[Figure collection entries]
::::::

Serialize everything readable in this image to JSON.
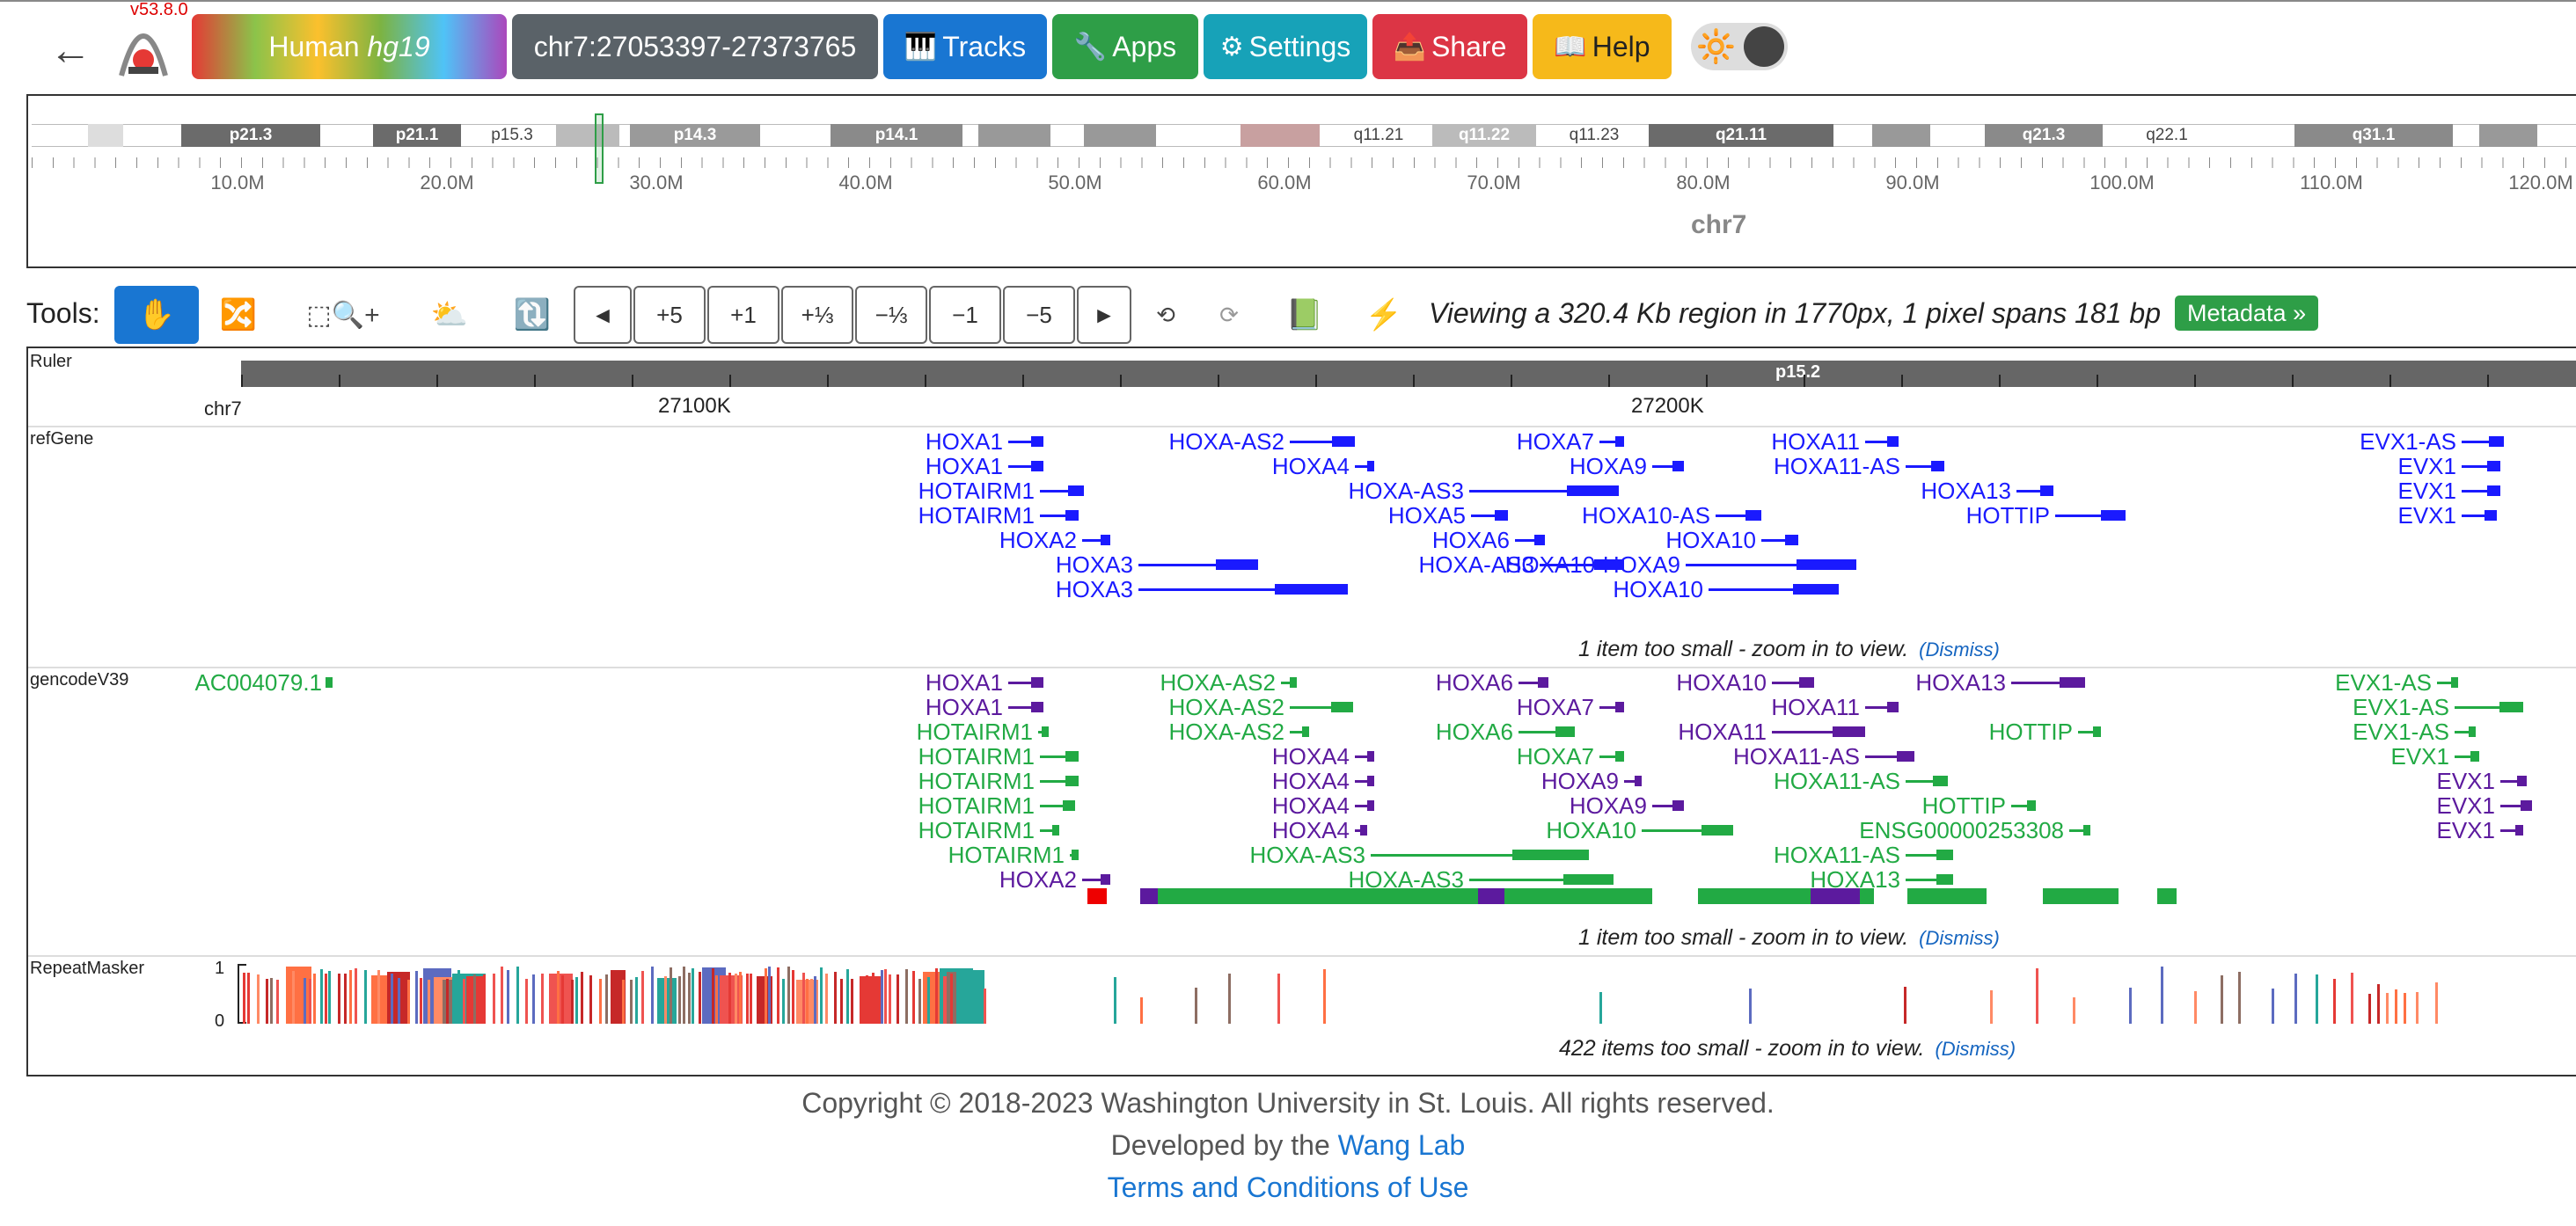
{
  "header": {
    "version": "v53.8.0",
    "genome_label": "Human",
    "genome_build": "hg19",
    "locus": "chr7:27053397-27373765",
    "buttons": {
      "tracks": "Tracks",
      "apps": "Apps",
      "settings": "Settings",
      "share": "Share",
      "help": "Help"
    }
  },
  "ideogram": {
    "chromosome": "chr7",
    "bands": [
      "p21.3",
      "p21.1",
      "p15.3",
      "p14.3",
      "p14.1",
      "q11.21",
      "q11.22",
      "q11.23",
      "q21.11",
      "q21.3",
      "q22.1",
      "q31.1"
    ],
    "ticks": [
      "10.0M",
      "20.0M",
      "30.0M",
      "40.0M",
      "50.0M",
      "60.0M",
      "70.0M",
      "80.0M",
      "90.0M",
      "100.0M",
      "110.0M",
      "120.0M"
    ]
  },
  "tools": {
    "label": "Tools:",
    "zoom_buttons": [
      "◄",
      "+5",
      "+1",
      "+⅓",
      "−⅓",
      "−1",
      "−5",
      "►"
    ],
    "status": "Viewing a 320.4 Kb region in 1770px, 1 pixel spans 181 bp",
    "metadata_button": "Metadata »"
  },
  "ruler": {
    "track_name": "Ruler",
    "chrom": "chr7",
    "labels": [
      "27100K",
      "27200K"
    ],
    "band": "p15.2"
  },
  "refGene": {
    "track_name": "refGene",
    "color": "#1a1aff",
    "genes": [
      "HOXA1",
      "HOXA1",
      "HOTAIRM1",
      "HOTAIRM1",
      "HOXA2",
      "HOXA3",
      "HOXA3",
      "HOXA-AS2",
      "HOXA4",
      "HOXA-AS3",
      "HOXA5",
      "HOXA6",
      "HOXA-AS3",
      "HOXA7",
      "HOXA9",
      "HOXA10-AS",
      "HOXA10",
      "HOXA10-HOXA9",
      "HOXA10",
      "HOXA11",
      "HOXA11-AS",
      "HOXA13",
      "HOTTIP",
      "EVX1-AS",
      "EVX1",
      "EVX1",
      "EVX1"
    ],
    "message": "1 item too small - zoom in to view.",
    "dismiss": "(Dismiss)"
  },
  "gencode": {
    "track_name": "gencodeV39",
    "coding_color": "#5c1a9e",
    "noncoding_color": "#22aa44",
    "genes": [
      "AC004079.1",
      "HOXA1",
      "HOXA1",
      "HOTAIRM1",
      "HOTAIRM1",
      "HOTAIRM1",
      "HOTAIRM1",
      "HOTAIRM1",
      "HOTAIRM1",
      "HOXA2",
      "HOXA-AS2",
      "HOXA-AS2",
      "HOXA-AS2",
      "HOXA4",
      "HOXA4",
      "HOXA4",
      "HOXA4",
      "HOXA-AS3",
      "HOXA-AS3",
      "HOXA6",
      "HOXA6",
      "HOXA7",
      "HOXA7",
      "HOXA9",
      "HOXA9",
      "HOXA10",
      "HOXA10",
      "HOXA11",
      "HOXA11",
      "HOXA11-AS",
      "HOXA11-AS",
      "HOXA11-AS",
      "HOXA13",
      "HOXA13",
      "HOTTIP",
      "HOTTIP",
      "ENSG00000253308",
      "EVX1-AS",
      "EVX1-AS",
      "EVX1-AS",
      "EVX1",
      "EVX1",
      "EVX1",
      "EVX1"
    ],
    "message": "1 item too small - zoom in to view.",
    "dismiss": "(Dismiss)"
  },
  "repeatmasker": {
    "track_name": "RepeatMasker",
    "axis_max": "1",
    "axis_min": "0",
    "message": "422 items too small - zoom in to view.",
    "dismiss": "(Dismiss)"
  },
  "footer": {
    "copyright": "Copyright © 2018-2023 Washington University in St. Louis. All rights reserved.",
    "developed_prefix": "Developed by the",
    "developed_link": "Wang Lab",
    "terms": "Terms and Conditions of Use"
  }
}
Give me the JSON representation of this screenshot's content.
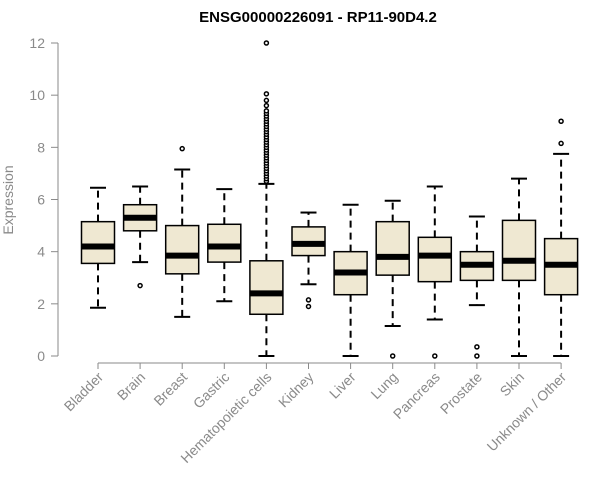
{
  "chart_data": {
    "type": "boxplot",
    "title": "ENSG00000226091 - RP11-90D4.2",
    "xlabel": "",
    "ylabel": "Expression",
    "ylim": [
      0,
      12
    ],
    "yticks": [
      0,
      2,
      4,
      6,
      8,
      10,
      12
    ],
    "grid": false,
    "colors": {
      "box_fill": "#efe8d2",
      "box_stroke": "#000000",
      "axis": "#8a8a8a",
      "tick_text": "#8a8a8a",
      "title": "#000000"
    },
    "categories": [
      "Bladder",
      "Brain",
      "Breast",
      "Gastric",
      "Hematopoietic cells",
      "Kidney",
      "Liver",
      "Lung",
      "Pancreas",
      "Prostate",
      "Skin",
      "Unknown / Other"
    ],
    "boxes": [
      {
        "category": "Bladder",
        "whisker_low": 1.85,
        "q1": 3.55,
        "median": 4.2,
        "q3": 5.15,
        "whisker_high": 6.45,
        "outliers": []
      },
      {
        "category": "Brain",
        "whisker_low": 3.6,
        "q1": 4.8,
        "median": 5.3,
        "q3": 5.8,
        "whisker_high": 6.5,
        "outliers": [
          2.7
        ]
      },
      {
        "category": "Breast",
        "whisker_low": 1.5,
        "q1": 3.15,
        "median": 3.85,
        "q3": 5.0,
        "whisker_high": 7.15,
        "outliers": [
          7.95
        ]
      },
      {
        "category": "Gastric",
        "whisker_low": 2.1,
        "q1": 3.6,
        "median": 4.2,
        "q3": 5.05,
        "whisker_high": 6.4,
        "outliers": []
      },
      {
        "category": "Hematopoietic cells",
        "whisker_low": 0.0,
        "q1": 1.6,
        "median": 2.4,
        "q3": 3.65,
        "whisker_high": 6.6,
        "outliers": [
          6.7,
          6.8,
          6.9,
          7.0,
          7.1,
          7.2,
          7.3,
          7.4,
          7.5,
          7.6,
          7.7,
          7.8,
          7.9,
          8.0,
          8.1,
          8.2,
          8.3,
          8.4,
          8.5,
          8.6,
          8.7,
          8.8,
          8.9,
          9.0,
          9.1,
          9.2,
          9.3,
          9.4,
          9.6,
          9.8,
          10.05,
          12.0
        ]
      },
      {
        "category": "Kidney",
        "whisker_low": 2.75,
        "q1": 3.85,
        "median": 4.3,
        "q3": 4.95,
        "whisker_high": 5.5,
        "outliers": [
          2.15,
          1.9
        ]
      },
      {
        "category": "Liver",
        "whisker_low": 0.0,
        "q1": 2.35,
        "median": 3.2,
        "q3": 4.0,
        "whisker_high": 5.8,
        "outliers": []
      },
      {
        "category": "Lung",
        "whisker_low": 1.15,
        "q1": 3.1,
        "median": 3.8,
        "q3": 5.15,
        "whisker_high": 5.95,
        "outliers": [
          0.0
        ]
      },
      {
        "category": "Pancreas",
        "whisker_low": 1.4,
        "q1": 2.85,
        "median": 3.85,
        "q3": 4.55,
        "whisker_high": 6.5,
        "outliers": [
          0.0
        ]
      },
      {
        "category": "Prostate",
        "whisker_low": 1.95,
        "q1": 2.9,
        "median": 3.5,
        "q3": 4.0,
        "whisker_high": 5.35,
        "outliers": [
          0.35,
          0.0
        ]
      },
      {
        "category": "Skin",
        "whisker_low": 0.0,
        "q1": 2.9,
        "median": 3.65,
        "q3": 5.2,
        "whisker_high": 6.8,
        "outliers": []
      },
      {
        "category": "Unknown / Other",
        "whisker_low": 0.0,
        "q1": 2.35,
        "median": 3.5,
        "q3": 4.5,
        "whisker_high": 7.75,
        "outliers": [
          8.15,
          9.0
        ]
      }
    ]
  }
}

::::::

__EXERCISE PROMPT__
Quote every record above exactly, omitting any pictures they contain.

__RESULT FOR THIS TASK__
Serialize everything readable in this image to JSON.
{
  "header": {
    "version": "v53.8.0",
    "genome_label": "Human",
    "genome_build": "hg19",
    "locus": "chr7:27053397-27373765",
    "buttons": {
      "tracks": "Tracks",
      "apps": "Apps",
      "settings": "Settings",
      "share": "Share",
      "help": "Help"
    }
  },
  "ideogram": {
    "chromosome": "chr7",
    "bands": [
      "p21.3",
      "p21.1",
      "p15.3",
      "p14.3",
      "p14.1",
      "q11.21",
      "q11.22",
      "q11.23",
      "q21.11",
      "q21.3",
      "q22.1",
      "q31.1"
    ],
    "ticks": [
      "10.0M",
      "20.0M",
      "30.0M",
      "40.0M",
      "50.0M",
      "60.0M",
      "70.0M",
      "80.0M",
      "90.0M",
      "100.0M",
      "110.0M",
      "120.0M"
    ]
  },
  "tools": {
    "label": "Tools:",
    "zoom_buttons": [
      "◄",
      "+5",
      "+1",
      "+⅓",
      "−⅓",
      "−1",
      "−5",
      "►"
    ],
    "status": "Viewing a 320.4 Kb region in 1770px, 1 pixel spans 181 bp",
    "metadata_button": "Metadata »"
  },
  "ruler": {
    "track_name": "Ruler",
    "chrom": "chr7",
    "labels": [
      "27100K",
      "27200K"
    ],
    "band": "p15.2"
  },
  "refGene": {
    "track_name": "refGene",
    "color": "#1a1aff",
    "genes": [
      "HOXA1",
      "HOXA1",
      "HOTAIRM1",
      "HOTAIRM1",
      "HOXA2",
      "HOXA3",
      "HOXA3",
      "HOXA-AS2",
      "HOXA4",
      "HOXA-AS3",
      "HOXA5",
      "HOXA6",
      "HOXA-AS3",
      "HOXA7",
      "HOXA9",
      "HOXA10-AS",
      "HOXA10",
      "HOXA10-HOXA9",
      "HOXA10",
      "HOXA11",
      "HOXA11-AS",
      "HOXA13",
      "HOTTIP",
      "EVX1-AS",
      "EVX1",
      "EVX1",
      "EVX1"
    ],
    "message": "1 item too small - zoom in to view.",
    "dismiss": "(Dismiss)"
  },
  "gencode": {
    "track_name": "gencodeV39",
    "coding_color": "#5c1a9e",
    "noncoding_color": "#22aa44",
    "genes": [
      "AC004079.1",
      "HOXA1",
      "HOXA1",
      "HOTAIRM1",
      "HOTAIRM1",
      "HOTAIRM1",
      "HOTAIRM1",
      "HOTAIRM1",
      "HOTAIRM1",
      "HOXA2",
      "HOXA-AS2",
      "HOXA-AS2",
      "HOXA-AS2",
      "HOXA4",
      "HOXA4",
      "HOXA4",
      "HOXA4",
      "HOXA-AS3",
      "HOXA-AS3",
      "HOXA6",
      "HOXA6",
      "HOXA7",
      "HOXA7",
      "HOXA9",
      "HOXA9",
      "HOXA10",
      "HOXA10",
      "HOXA11",
      "HOXA11",
      "HOXA11-AS",
      "HOXA11-AS",
      "HOXA11-AS",
      "HOXA13",
      "HOXA13",
      "HOTTIP",
      "HOTTIP",
      "ENSG00000253308",
      "EVX1-AS",
      "EVX1-AS",
      "EVX1-AS",
      "EVX1",
      "EVX1",
      "EVX1",
      "EVX1"
    ],
    "message": "1 item too small - zoom in to view.",
    "dismiss": "(Dismiss)"
  },
  "repeatmasker": {
    "track_name": "RepeatMasker",
    "axis_max": "1",
    "axis_min": "0",
    "message": "422 items too small - zoom in to view.",
    "dismiss": "(Dismiss)"
  },
  "footer": {
    "copyright": "Copyright © 2018-2023 Washington University in St. Louis. All rights reserved.",
    "developed_prefix": "Developed by the",
    "developed_link": "Wang Lab",
    "terms": "Terms and Conditions of Use"
  }
}
Give me the JSON representation of this screenshot's content.
{
  "chart_data": {
    "type": "boxplot",
    "title": "ENSG00000226091 - RP11-90D4.2",
    "xlabel": "",
    "ylabel": "Expression",
    "ylim": [
      0,
      12
    ],
    "yticks": [
      0,
      2,
      4,
      6,
      8,
      10,
      12
    ],
    "grid": false,
    "colors": {
      "box_fill": "#efe8d2",
      "box_stroke": "#000000",
      "axis": "#8a8a8a",
      "tick_text": "#8a8a8a",
      "title": "#000000"
    },
    "categories": [
      "Bladder",
      "Brain",
      "Breast",
      "Gastric",
      "Hematopoietic cells",
      "Kidney",
      "Liver",
      "Lung",
      "Pancreas",
      "Prostate",
      "Skin",
      "Unknown / Other"
    ],
    "boxes": [
      {
        "category": "Bladder",
        "whisker_low": 1.85,
        "q1": 3.55,
        "median": 4.2,
        "q3": 5.15,
        "whisker_high": 6.45,
        "outliers": []
      },
      {
        "category": "Brain",
        "whisker_low": 3.6,
        "q1": 4.8,
        "median": 5.3,
        "q3": 5.8,
        "whisker_high": 6.5,
        "outliers": [
          2.7
        ]
      },
      {
        "category": "Breast",
        "whisker_low": 1.5,
        "q1": 3.15,
        "median": 3.85,
        "q3": 5.0,
        "whisker_high": 7.15,
        "outliers": [
          7.95
        ]
      },
      {
        "category": "Gastric",
        "whisker_low": 2.1,
        "q1": 3.6,
        "median": 4.2,
        "q3": 5.05,
        "whisker_high": 6.4,
        "outliers": []
      },
      {
        "category": "Hematopoietic cells",
        "whisker_low": 0.0,
        "q1": 1.6,
        "median": 2.4,
        "q3": 3.65,
        "whisker_high": 6.6,
        "outliers": [
          6.7,
          6.8,
          6.9,
          7.0,
          7.1,
          7.2,
          7.3,
          7.4,
          7.5,
          7.6,
          7.7,
          7.8,
          7.9,
          8.0,
          8.1,
          8.2,
          8.3,
          8.4,
          8.5,
          8.6,
          8.7,
          8.8,
          8.9,
          9.0,
          9.1,
          9.2,
          9.3,
          9.4,
          9.6,
          9.8,
          10.05,
          12.0
        ]
      },
      {
        "category": "Kidney",
        "whisker_low": 2.75,
        "q1": 3.85,
        "median": 4.3,
        "q3": 4.95,
        "whisker_high": 5.5,
        "outliers": [
          2.15,
          1.9
        ]
      },
      {
        "category": "Liver",
        "whisker_low": 0.0,
        "q1": 2.35,
        "median": 3.2,
        "q3": 4.0,
        "whisker_high": 5.8,
        "outliers": []
      },
      {
        "category": "Lung",
        "whisker_low": 1.15,
        "q1": 3.1,
        "median": 3.8,
        "q3": 5.15,
        "whisker_high": 5.95,
        "outliers": [
          0.0
        ]
      },
      {
        "category": "Pancreas",
        "whisker_low": 1.4,
        "q1": 2.85,
        "median": 3.85,
        "q3": 4.55,
        "whisker_high": 6.5,
        "outliers": [
          0.0
        ]
      },
      {
        "category": "Prostate",
        "whisker_low": 1.95,
        "q1": 2.9,
        "median": 3.5,
        "q3": 4.0,
        "whisker_high": 5.35,
        "outliers": [
          0.35,
          0.0
        ]
      },
      {
        "category": "Skin",
        "whisker_low": 0.0,
        "q1": 2.9,
        "median": 3.65,
        "q3": 5.2,
        "whisker_high": 6.8,
        "outliers": []
      },
      {
        "category": "Unknown / Other",
        "whisker_low": 0.0,
        "q1": 2.35,
        "median": 3.5,
        "q3": 4.5,
        "whisker_high": 7.75,
        "outliers": [
          8.15,
          9.0
        ]
      }
    ]
  }
}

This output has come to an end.